### Prompt 1
Repeat a section of the text on online communication word for word, beginning at the words "And it not just" and stopping after the words "buyout from Facebook).".

━━━ Text passage ━━━

Communication has changed so fast in the last decade that it is almost another language.

 
Tweets, likes and shares were not in the marketing lexicon. If you said to someone a few years ago that you would send them a “DM” on Twitter or “mention” or retweet them, their eyes would have glazed over.
 
And it not just Twitter language, it extends to Pinterest, and “pinning” has also been added to the dictionary.
 
The visual web
 
The change extends not just to the words and platforms but also to visual communication. We are rapidly moving to a visual web that communicates with 6 second videos captured on mobiles using social visual platforms like “Vine.” We have fast growing social networks that destroy the communication (photos or videos with a text) after the receiver has read or viewed the message. That ephemeral and temporary service is provided by the exploding social network SnapChat (which has just turned down a $3 billion cash buyout from Facebook).
 
We all know the importance of images and photos to drive sharing on Facebook. Twitter has just added images to the stream and research shows that it increases engagement. That is why infographic creation and sharing has exploded in the last couple of years. Short attention spans require optimizing communication that tells a story in a glance.
 
Creating successful infographics
 
Infographics are the combination of text and images to create maximum impact. There are two core activities to infographic success.
 
  1. Great design
  2. Successful promotion and marketing
 
Designing an infographic that isn’t marketed properly is like building a great car but not telling anyone about it. It remains parked and hidden in the garage.
 
Here are the 7 key elements to creating successful infographics that has been put together by Donna Moritz at Socially Sorted.
 
#1. Story
 
Tell a story that isn’t about you but your audience. You need to work out what is an area of interest that will be relevant to your audience. Listen to what blog posts resonate, what gets shared the most and what drives the most traffic.
 
Don’t make it about your product!

━━━

### Prompt 2
Give every line of the records below as a numbered list, skipping blank lines and leaving the pictures out of your answer.

━━━ Record excerpts ━━━

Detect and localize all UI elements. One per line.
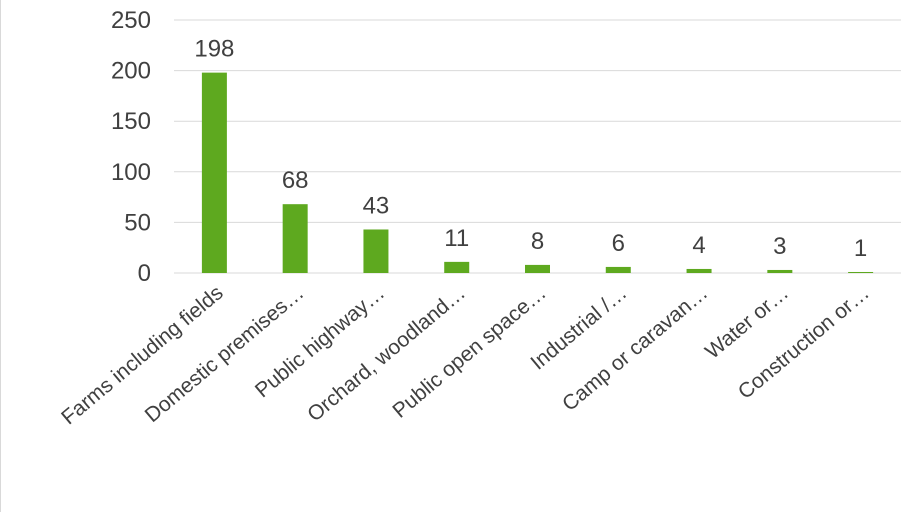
x-tick-label: Camp or caravan… (558, 281, 712, 416)
y-tick-label: 250 (111, 7, 151, 34)
y-tick-label: 100 (111, 159, 151, 186)
y-tick-label: 50 (124, 209, 151, 236)
bar (201, 72, 227, 274)
data-label: 3 (773, 233, 786, 260)
bar (767, 269, 793, 273)
x-tick-label: Orchard, woodland… (303, 281, 470, 426)
y-axis-ticks: 0 50 100 150 200 250 (111, 7, 151, 287)
y-tick-label: 200 (111, 58, 151, 85)
bar (444, 261, 470, 273)
bar (686, 268, 712, 273)
bar (525, 264, 550, 273)
data-label: 6 (612, 230, 625, 257)
data-label: 4 (692, 232, 705, 259)
data-label: 8 (531, 228, 544, 255)
bars (201, 72, 874, 274)
bar (605, 266, 631, 273)
bar (848, 271, 874, 273)
bar (363, 229, 389, 273)
data-label: 68 (282, 167, 309, 194)
data-label: 198 (194, 36, 234, 63)
data-label: 11 (444, 225, 469, 252)
data-label: 1 (854, 235, 867, 262)
x-tick-label: Public open space… (388, 281, 550, 422)
x-tick-label: Domestic premises… (141, 281, 309, 427)
data-label: 43 (363, 192, 390, 219)
y-tick-label: 0 (138, 260, 151, 287)
y-tick-label: 150 (111, 108, 151, 135)
bar (282, 204, 308, 273)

━━━

### Complete response 1
And it not just Twitter language, it extends to Pinterest, and “pinning” has also been added to the dictionary.
 
The visual web
 
The change extends not just to the words and platforms but also to visual communication. We are rapidly moving to a visual web that communicates with 6 second videos captured on mobiles using social visual platforms like “Vine.” We have fast growing social networks that destroy the communication (photos or videos with a text) after the receiver has read or viewed the message. That ephemeral and temporary service is provided by the exploding social network SnapChat (which has just turned down a $3 billion cash buyout from Facebook).

### Complete response 2
1. Detect and localize all UI elements. One per line.
2. x-tick-label: Camp or caravan… (558, 281, 712, 416)
3. y-tick-label: 250 (111, 7, 151, 34)
4. y-tick-label: 100 (111, 159, 151, 186)
5. y-tick-label: 50 (124, 209, 151, 236)
6. bar (201, 72, 227, 274)
7. data-label: 3 (773, 233, 786, 260)
8. bar (767, 269, 793, 273)
9. x-tick-label: Orchard, woodland… (303, 281, 470, 426)
10. y-axis-ticks: 0 50 100 150 200 250 (111, 7, 151, 287)
11. y-tick-label: 200 (111, 58, 151, 85)
12. bar (444, 261, 470, 273)
13. bar (686, 268, 712, 273)
14. bar (525, 264, 550, 273)
15. data-label: 6 (612, 230, 625, 257)
16. data-label: 4 (692, 232, 705, 259)
17. data-label: 8 (531, 228, 544, 255)
18. bars (201, 72, 874, 274)
19. bar (605, 266, 631, 273)
20. bar (848, 271, 874, 273)
21. bar (363, 229, 389, 273)
22. data-label: 68 (282, 167, 309, 194)
23. data-label: 198 (194, 36, 234, 63)
24. data-label: 11 (444, 225, 469, 252)
25. data-label: 1 (854, 235, 867, 262)
26. x-tick-label: Public open space… (388, 281, 550, 422)
27. x-tick-label: Domestic premises… (141, 281, 309, 427)
28. data-label: 43 (363, 192, 390, 219)
29. y-tick-label: 0 (138, 260, 151, 287)
30. y-tick-label: 150 (111, 108, 151, 135)
31. bar (282, 204, 308, 273)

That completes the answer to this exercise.